--- BEGIN RECORD SET ---

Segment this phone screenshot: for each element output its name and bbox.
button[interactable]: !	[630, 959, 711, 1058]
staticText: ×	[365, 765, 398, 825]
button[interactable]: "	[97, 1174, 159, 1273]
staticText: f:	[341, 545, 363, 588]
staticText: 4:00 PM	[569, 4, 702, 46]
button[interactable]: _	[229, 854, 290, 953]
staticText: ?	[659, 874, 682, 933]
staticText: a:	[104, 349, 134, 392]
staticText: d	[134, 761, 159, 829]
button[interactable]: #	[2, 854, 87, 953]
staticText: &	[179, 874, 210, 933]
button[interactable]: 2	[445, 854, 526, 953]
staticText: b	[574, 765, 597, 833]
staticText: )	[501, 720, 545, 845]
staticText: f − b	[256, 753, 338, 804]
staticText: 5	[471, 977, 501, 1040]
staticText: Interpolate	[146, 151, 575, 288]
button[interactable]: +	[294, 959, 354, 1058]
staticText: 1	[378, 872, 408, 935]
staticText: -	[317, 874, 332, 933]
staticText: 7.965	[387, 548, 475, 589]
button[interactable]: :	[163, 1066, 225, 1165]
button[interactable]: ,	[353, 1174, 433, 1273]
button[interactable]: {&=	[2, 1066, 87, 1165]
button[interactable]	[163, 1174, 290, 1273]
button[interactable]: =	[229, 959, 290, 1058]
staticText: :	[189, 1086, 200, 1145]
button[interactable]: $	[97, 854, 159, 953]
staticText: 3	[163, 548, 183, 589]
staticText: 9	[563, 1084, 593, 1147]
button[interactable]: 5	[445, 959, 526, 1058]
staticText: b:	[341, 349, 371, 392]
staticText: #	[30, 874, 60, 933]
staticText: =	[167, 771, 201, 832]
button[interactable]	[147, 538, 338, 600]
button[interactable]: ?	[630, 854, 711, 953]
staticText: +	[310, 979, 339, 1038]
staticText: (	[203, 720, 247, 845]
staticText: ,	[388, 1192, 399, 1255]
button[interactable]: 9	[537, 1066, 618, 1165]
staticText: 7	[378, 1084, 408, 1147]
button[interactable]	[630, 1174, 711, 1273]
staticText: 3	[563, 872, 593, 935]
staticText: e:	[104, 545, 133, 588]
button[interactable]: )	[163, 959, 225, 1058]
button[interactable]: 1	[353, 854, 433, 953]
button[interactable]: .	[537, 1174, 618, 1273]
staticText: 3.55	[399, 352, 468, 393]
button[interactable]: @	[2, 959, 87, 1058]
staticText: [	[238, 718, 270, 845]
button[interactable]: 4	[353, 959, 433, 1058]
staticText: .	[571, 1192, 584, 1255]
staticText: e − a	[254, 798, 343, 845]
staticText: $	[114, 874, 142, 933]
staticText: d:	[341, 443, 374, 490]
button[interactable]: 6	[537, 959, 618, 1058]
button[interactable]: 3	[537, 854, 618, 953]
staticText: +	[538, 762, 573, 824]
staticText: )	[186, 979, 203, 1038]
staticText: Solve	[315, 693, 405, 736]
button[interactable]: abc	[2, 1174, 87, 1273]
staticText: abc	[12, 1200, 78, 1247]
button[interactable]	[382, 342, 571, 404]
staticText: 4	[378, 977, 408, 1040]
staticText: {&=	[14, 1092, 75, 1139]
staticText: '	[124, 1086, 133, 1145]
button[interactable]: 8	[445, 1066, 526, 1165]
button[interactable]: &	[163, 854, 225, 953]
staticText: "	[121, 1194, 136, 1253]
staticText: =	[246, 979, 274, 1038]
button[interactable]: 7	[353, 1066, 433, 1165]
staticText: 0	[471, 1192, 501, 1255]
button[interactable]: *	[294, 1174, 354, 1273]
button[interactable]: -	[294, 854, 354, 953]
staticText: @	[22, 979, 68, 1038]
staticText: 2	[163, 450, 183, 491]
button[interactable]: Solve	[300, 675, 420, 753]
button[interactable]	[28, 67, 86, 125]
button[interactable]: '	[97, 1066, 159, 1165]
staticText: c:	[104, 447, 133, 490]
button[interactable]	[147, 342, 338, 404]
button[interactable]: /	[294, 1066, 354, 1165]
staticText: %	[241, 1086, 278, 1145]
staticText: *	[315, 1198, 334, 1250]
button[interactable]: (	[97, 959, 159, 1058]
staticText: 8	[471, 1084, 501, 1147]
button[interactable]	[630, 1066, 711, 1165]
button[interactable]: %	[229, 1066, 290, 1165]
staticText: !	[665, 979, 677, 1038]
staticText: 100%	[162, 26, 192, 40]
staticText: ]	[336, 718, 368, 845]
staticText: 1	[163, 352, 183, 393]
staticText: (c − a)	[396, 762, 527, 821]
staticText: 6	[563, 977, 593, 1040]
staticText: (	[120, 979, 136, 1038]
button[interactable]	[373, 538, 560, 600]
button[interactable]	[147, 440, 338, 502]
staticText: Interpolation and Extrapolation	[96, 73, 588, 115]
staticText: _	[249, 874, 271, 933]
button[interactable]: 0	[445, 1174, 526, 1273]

--- END RECORD SET ---

> GOAL OF THE EXERCISE:
Can you render everything from the start of the records down to and including the line containing "854, 290, 953]" as a numbered list, leaving out any blank lines?

> EXERCISE RESULT:
1. Segment this phone screenshot: for each element output its name and bbox.
2. button[interactable]: !	[630, 959, 711, 1058]
3. staticText: ×	[365, 765, 398, 825]
4. button[interactable]: "	[97, 1174, 159, 1273]
5. staticText: f:	[341, 545, 363, 588]
6. staticText: 4:00 PM	[569, 4, 702, 46]
7. button[interactable]: _	[229, 854, 290, 953]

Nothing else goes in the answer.